| Set exercise |
Give only the number of lines in these records that contain the word "апреля".

[Start of Listed records]

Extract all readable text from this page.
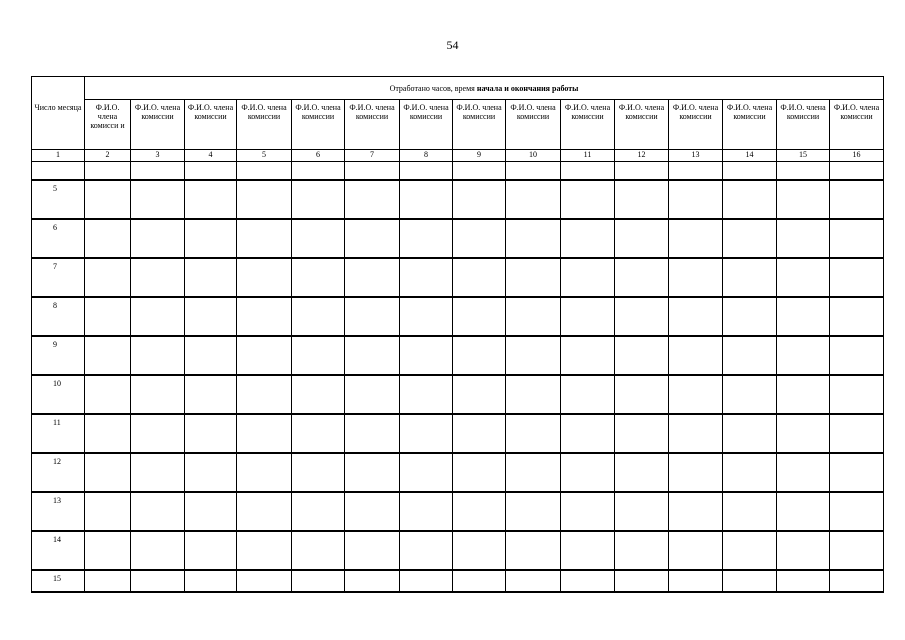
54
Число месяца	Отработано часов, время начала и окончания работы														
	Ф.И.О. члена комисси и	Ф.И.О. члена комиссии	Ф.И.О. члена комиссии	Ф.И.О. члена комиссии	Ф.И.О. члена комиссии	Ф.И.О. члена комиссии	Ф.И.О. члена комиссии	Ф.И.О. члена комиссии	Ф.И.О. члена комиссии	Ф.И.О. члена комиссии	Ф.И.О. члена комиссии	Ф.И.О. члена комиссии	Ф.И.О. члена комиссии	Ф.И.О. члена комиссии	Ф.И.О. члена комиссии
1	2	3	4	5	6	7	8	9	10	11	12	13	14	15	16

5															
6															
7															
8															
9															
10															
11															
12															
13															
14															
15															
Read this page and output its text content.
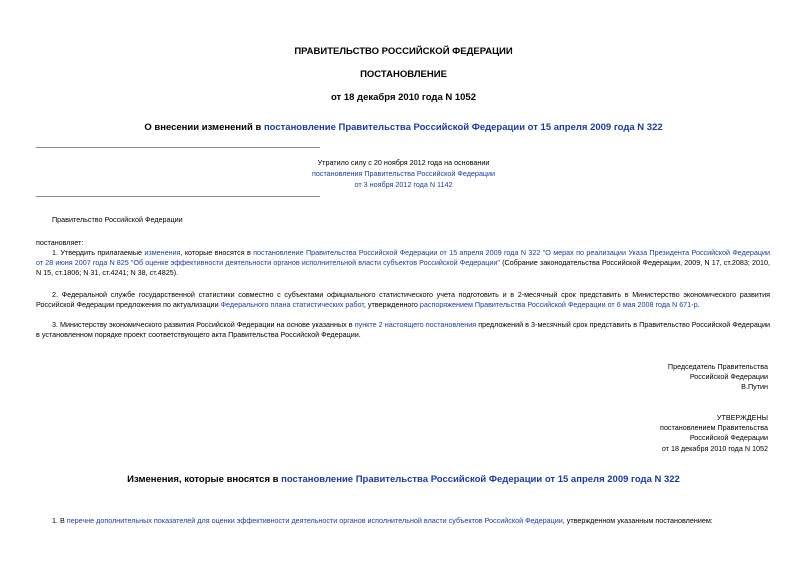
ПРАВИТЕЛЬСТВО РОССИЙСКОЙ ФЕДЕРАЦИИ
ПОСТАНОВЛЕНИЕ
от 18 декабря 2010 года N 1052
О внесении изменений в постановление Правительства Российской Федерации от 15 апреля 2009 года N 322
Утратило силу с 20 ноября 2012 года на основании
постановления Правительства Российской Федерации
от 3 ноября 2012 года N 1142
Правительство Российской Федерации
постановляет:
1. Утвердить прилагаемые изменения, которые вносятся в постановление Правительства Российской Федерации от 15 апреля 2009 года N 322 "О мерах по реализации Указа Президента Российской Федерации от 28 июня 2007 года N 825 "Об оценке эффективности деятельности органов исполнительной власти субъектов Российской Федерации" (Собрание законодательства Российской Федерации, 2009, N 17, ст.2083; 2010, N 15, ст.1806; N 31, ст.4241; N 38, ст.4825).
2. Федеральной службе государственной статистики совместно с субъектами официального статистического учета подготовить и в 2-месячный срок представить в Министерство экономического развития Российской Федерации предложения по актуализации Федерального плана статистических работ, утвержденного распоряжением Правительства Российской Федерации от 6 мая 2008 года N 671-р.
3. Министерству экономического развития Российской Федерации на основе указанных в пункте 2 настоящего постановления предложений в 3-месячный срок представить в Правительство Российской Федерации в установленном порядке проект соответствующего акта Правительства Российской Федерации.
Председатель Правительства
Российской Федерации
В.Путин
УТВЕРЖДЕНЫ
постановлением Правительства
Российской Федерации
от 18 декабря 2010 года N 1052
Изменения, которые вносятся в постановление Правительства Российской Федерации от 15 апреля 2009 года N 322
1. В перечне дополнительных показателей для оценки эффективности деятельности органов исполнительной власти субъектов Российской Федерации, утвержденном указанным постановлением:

[End of Listed records]
[Start of Listed records]

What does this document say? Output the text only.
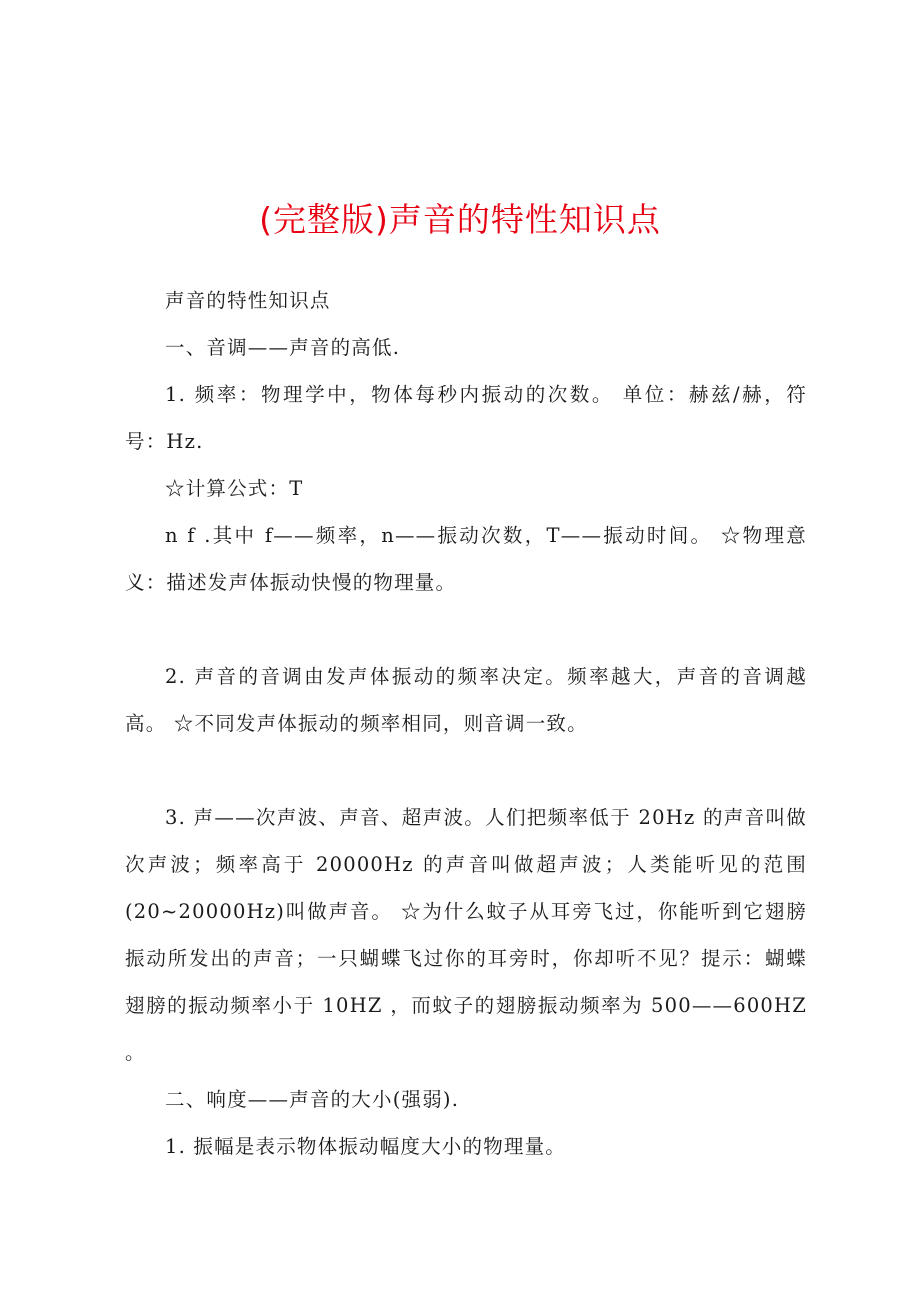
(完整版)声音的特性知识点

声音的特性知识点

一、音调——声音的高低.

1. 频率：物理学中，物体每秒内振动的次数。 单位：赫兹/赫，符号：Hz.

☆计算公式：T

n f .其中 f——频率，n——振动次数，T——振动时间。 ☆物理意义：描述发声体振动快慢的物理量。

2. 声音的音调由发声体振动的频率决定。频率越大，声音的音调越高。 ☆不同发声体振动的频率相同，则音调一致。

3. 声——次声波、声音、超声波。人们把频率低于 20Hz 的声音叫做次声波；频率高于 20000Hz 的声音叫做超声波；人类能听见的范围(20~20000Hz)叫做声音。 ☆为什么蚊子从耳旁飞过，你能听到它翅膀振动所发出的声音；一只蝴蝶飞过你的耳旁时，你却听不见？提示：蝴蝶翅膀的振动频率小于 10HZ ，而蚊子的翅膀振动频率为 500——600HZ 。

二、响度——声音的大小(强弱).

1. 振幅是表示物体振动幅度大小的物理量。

[End of Listed records]

| Expected answer |
3